**Records to process**:
◇ ◇ ◇ ◇ ◇ ◇ ◇
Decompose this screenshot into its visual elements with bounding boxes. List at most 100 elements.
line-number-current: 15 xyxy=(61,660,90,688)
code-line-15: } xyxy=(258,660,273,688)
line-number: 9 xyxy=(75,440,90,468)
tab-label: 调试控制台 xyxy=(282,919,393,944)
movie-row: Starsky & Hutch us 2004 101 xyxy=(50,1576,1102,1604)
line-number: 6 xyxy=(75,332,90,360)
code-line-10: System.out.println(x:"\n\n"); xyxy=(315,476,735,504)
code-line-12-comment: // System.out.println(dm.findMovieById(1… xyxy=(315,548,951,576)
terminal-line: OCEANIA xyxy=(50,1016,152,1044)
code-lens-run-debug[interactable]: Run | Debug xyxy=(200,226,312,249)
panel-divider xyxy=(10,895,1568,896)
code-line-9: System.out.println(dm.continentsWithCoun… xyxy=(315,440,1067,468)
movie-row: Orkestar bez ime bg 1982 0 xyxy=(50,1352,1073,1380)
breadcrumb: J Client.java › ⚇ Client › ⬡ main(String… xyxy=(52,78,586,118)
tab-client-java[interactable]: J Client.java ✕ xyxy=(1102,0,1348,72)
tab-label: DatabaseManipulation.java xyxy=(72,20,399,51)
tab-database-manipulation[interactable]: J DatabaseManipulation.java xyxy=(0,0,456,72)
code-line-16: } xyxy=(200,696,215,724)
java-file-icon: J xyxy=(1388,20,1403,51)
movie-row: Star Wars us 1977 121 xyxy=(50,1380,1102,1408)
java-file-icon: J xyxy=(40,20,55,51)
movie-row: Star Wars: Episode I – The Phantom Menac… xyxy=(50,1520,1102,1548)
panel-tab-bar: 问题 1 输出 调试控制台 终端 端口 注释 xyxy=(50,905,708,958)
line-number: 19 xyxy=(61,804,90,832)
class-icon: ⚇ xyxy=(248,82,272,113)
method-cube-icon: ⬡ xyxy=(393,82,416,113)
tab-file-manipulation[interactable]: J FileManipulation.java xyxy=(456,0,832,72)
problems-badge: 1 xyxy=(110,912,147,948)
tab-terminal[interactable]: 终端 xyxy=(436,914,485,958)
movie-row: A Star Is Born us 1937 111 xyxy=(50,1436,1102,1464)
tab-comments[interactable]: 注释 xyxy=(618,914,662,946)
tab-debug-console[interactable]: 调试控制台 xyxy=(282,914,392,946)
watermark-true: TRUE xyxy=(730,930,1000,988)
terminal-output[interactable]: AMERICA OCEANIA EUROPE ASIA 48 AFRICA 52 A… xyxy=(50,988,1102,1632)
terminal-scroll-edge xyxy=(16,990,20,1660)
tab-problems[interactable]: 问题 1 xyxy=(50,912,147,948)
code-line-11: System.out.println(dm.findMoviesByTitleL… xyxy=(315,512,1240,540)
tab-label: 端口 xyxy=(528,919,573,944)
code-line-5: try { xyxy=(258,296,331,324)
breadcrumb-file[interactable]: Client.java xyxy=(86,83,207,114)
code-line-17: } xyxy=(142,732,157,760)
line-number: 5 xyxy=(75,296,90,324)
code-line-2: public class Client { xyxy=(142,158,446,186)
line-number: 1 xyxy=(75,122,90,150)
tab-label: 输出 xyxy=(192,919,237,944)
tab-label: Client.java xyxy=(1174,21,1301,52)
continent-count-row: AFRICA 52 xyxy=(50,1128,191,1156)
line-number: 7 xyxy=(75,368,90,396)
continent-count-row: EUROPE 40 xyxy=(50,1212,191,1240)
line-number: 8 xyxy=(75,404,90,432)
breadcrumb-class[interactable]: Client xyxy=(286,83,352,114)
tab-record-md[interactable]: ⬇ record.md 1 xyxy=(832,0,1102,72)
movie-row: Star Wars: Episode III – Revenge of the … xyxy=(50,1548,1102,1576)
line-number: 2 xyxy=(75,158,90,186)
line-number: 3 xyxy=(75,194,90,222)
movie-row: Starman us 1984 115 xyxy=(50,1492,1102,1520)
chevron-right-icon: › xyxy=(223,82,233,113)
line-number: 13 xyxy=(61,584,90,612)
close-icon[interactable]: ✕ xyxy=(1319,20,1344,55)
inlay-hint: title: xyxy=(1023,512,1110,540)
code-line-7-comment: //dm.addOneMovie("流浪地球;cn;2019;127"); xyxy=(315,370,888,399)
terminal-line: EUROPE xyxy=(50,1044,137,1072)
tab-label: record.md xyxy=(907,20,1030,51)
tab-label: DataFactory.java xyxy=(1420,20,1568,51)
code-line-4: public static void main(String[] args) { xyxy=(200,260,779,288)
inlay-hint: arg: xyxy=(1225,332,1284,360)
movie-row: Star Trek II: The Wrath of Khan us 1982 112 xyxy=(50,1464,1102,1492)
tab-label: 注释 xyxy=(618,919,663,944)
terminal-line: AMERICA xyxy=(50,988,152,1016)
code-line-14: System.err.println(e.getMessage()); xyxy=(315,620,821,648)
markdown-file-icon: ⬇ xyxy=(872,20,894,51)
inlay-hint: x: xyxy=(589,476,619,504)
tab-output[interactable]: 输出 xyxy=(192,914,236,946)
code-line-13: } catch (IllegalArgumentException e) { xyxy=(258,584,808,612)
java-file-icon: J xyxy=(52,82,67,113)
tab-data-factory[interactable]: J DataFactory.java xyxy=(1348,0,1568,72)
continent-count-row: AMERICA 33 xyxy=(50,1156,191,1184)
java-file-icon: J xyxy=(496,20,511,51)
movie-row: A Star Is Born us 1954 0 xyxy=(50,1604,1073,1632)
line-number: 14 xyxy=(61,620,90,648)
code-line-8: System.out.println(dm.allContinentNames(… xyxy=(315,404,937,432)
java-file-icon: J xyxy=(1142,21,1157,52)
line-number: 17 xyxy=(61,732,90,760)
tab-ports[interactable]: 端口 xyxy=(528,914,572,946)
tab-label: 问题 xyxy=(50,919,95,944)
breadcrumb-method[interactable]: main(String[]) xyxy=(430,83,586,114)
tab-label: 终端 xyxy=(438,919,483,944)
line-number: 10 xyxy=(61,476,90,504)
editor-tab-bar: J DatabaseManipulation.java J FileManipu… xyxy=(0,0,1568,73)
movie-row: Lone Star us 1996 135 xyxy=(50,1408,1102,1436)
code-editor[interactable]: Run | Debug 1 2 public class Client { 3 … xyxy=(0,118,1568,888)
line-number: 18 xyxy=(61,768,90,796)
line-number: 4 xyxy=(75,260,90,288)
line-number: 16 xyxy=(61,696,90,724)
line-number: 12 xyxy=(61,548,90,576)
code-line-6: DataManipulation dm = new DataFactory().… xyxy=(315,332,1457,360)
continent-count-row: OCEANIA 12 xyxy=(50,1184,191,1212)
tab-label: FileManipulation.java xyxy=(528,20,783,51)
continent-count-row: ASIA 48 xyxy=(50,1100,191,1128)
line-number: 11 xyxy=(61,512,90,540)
◇ ◇ ◇ ◇ ◇ ◇ ◇
Reproduce every line of the records above verbatim.

Decompose this screenshot into its visual elements with bounding boxes. List at most 100 elements.
line-number-current: 15 xyxy=(61,660,90,688)
code-line-15: } xyxy=(258,660,273,688)
line-number: 9 xyxy=(75,440,90,468)
tab-label: 调试控制台 xyxy=(282,919,393,944)
movie-row: Starsky & Hutch us 2004 101 xyxy=(50,1576,1102,1604)
line-number: 6 xyxy=(75,332,90,360)
code-line-10: System.out.println(x:"\n\n"); xyxy=(315,476,735,504)
code-line-12-comment: // System.out.println(dm.findMovieById(1… xyxy=(315,548,951,576)
terminal-line: OCEANIA xyxy=(50,1016,152,1044)
code-lens-run-debug[interactable]: Run | Debug xyxy=(200,226,312,249)
panel-divider xyxy=(10,895,1568,896)
code-line-9: System.out.println(dm.continentsWithCoun… xyxy=(315,440,1067,468)
movie-row: Orkestar bez ime bg 1982 0 xyxy=(50,1352,1073,1380)
breadcrumb: J Client.java › ⚇ Client › ⬡ main(String… xyxy=(52,78,586,118)
tab-client-java[interactable]: J Client.java ✕ xyxy=(1102,0,1348,72)
tab-label: DatabaseManipulation.java xyxy=(72,20,399,51)
tab-database-manipulation[interactable]: J DatabaseManipulation.java xyxy=(0,0,456,72)
code-line-16: } xyxy=(200,696,215,724)
java-file-icon: J xyxy=(1388,20,1403,51)
movie-row: Star Wars us 1977 121 xyxy=(50,1380,1102,1408)
java-file-icon: J xyxy=(40,20,55,51)
movie-row: Star Wars: Episode I – The Phantom Menac… xyxy=(50,1520,1102,1548)
panel-tab-bar: 问题 1 输出 调试控制台 终端 端口 注释 xyxy=(50,905,708,958)
line-number: 19 xyxy=(61,804,90,832)
class-icon: ⚇ xyxy=(248,82,272,113)
method-cube-icon: ⬡ xyxy=(393,82,416,113)
tab-file-manipulation[interactable]: J FileManipulation.java xyxy=(456,0,832,72)
problems-badge: 1 xyxy=(110,912,147,948)
tab-terminal[interactable]: 终端 xyxy=(436,914,485,958)
movie-row: A Star Is Born us 1937 111 xyxy=(50,1436,1102,1464)
tab-comments[interactable]: 注释 xyxy=(618,914,662,946)
tab-debug-console[interactable]: 调试控制台 xyxy=(282,914,392,946)
watermark-true: TRUE xyxy=(730,930,1000,988)
terminal-output[interactable]: AMERICA OCEANIA EUROPE ASIA 48 AFRICA 52 A… xyxy=(50,988,1102,1632)
terminal-scroll-edge xyxy=(16,990,20,1660)
tab-problems[interactable]: 问题 1 xyxy=(50,912,147,948)
code-line-11: System.out.println(dm.findMoviesByTitleL… xyxy=(315,512,1240,540)
tab-label: 端口 xyxy=(528,919,573,944)
code-line-5: try { xyxy=(258,296,331,324)
breadcrumb-file[interactable]: Client.java xyxy=(86,83,207,114)
code-line-17: } xyxy=(142,732,157,760)
line-number: 5 xyxy=(75,296,90,324)
code-line-2: public class Client { xyxy=(142,158,446,186)
line-number: 1 xyxy=(75,122,90,150)
tab-label: 输出 xyxy=(192,919,237,944)
tab-label: Client.java xyxy=(1174,21,1301,52)
continent-count-row: AFRICA 52 xyxy=(50,1128,191,1156)
line-number: 7 xyxy=(75,368,90,396)
continent-count-row: EUROPE 40 xyxy=(50,1212,191,1240)
line-number: 8 xyxy=(75,404,90,432)
breadcrumb-class[interactable]: Client xyxy=(286,83,352,114)
tab-record-md[interactable]: ⬇ record.md 1 xyxy=(832,0,1102,72)
movie-row: Star Wars: Episode III – Revenge of the … xyxy=(50,1548,1102,1576)
line-number: 2 xyxy=(75,158,90,186)
line-number: 3 xyxy=(75,194,90,222)
movie-row: Starman us 1984 115 xyxy=(50,1492,1102,1520)
chevron-right-icon: › xyxy=(223,82,233,113)
line-number: 13 xyxy=(61,584,90,612)
close-icon[interactable]: ✕ xyxy=(1319,20,1344,55)
inlay-hint: title: xyxy=(1023,512,1110,540)
code-line-7-comment: //dm.addOneMovie("流浪地球;cn;2019;127"); xyxy=(315,370,888,399)
terminal-line: EUROPE xyxy=(50,1044,137,1072)
tab-label: record.md xyxy=(907,20,1030,51)
tab-label: DataFactory.java xyxy=(1420,20,1568,51)
code-line-4: public static void main(String[] args) { xyxy=(200,260,779,288)
inlay-hint: arg: xyxy=(1225,332,1284,360)
movie-row: Star Trek II: The Wrath of Khan us 1982 112 xyxy=(50,1464,1102,1492)
tab-label: 注释 xyxy=(618,919,663,944)
terminal-line: AMERICA xyxy=(50,988,152,1016)
code-line-14: System.err.println(e.getMessage()); xyxy=(315,620,821,648)
markdown-file-icon: ⬇ xyxy=(872,20,894,51)
inlay-hint: x: xyxy=(589,476,619,504)
tab-output[interactable]: 输出 xyxy=(192,914,236,946)
code-line-13: } catch (IllegalArgumentException e) { xyxy=(258,584,808,612)
java-file-icon: J xyxy=(52,82,67,113)
tab-data-factory[interactable]: J DataFactory.java xyxy=(1348,0,1568,72)
continent-count-row: AMERICA 33 xyxy=(50,1156,191,1184)
java-file-icon: J xyxy=(496,20,511,51)
movie-row: A Star Is Born us 1954 0 xyxy=(50,1604,1073,1632)
line-number: 14 xyxy=(61,620,90,648)
code-line-8: System.out.println(dm.allContinentNames(… xyxy=(315,404,937,432)
java-file-icon: J xyxy=(1142,21,1157,52)
line-number: 17 xyxy=(61,732,90,760)
tab-ports[interactable]: 端口 xyxy=(528,914,572,946)
tab-label: 问题 xyxy=(50,919,95,944)
breadcrumb-method[interactable]: main(String[]) xyxy=(430,83,586,114)
tab-label: 终端 xyxy=(438,919,483,944)
line-number: 10 xyxy=(61,476,90,504)
editor-tab-bar: J DatabaseManipulation.java J FileManipu… xyxy=(0,0,1568,73)
movie-row: Lone Star us 1996 135 xyxy=(50,1408,1102,1436)
code-editor[interactable]: Run | Debug 1 2 public class Client { 3 … xyxy=(0,118,1568,888)
line-number: 18 xyxy=(61,768,90,796)
line-number: 4 xyxy=(75,260,90,288)
line-number: 16 xyxy=(61,696,90,724)
line-number: 12 xyxy=(61,548,90,576)
code-line-6: DataManipulation dm = new DataFactory().… xyxy=(315,332,1457,360)
continent-count-row: OCEANIA 12 xyxy=(50,1184,191,1212)
tab-label: FileManipulation.java xyxy=(528,20,783,51)
continent-count-row: ASIA 48 xyxy=(50,1100,191,1128)
line-number: 11 xyxy=(61,512,90,540)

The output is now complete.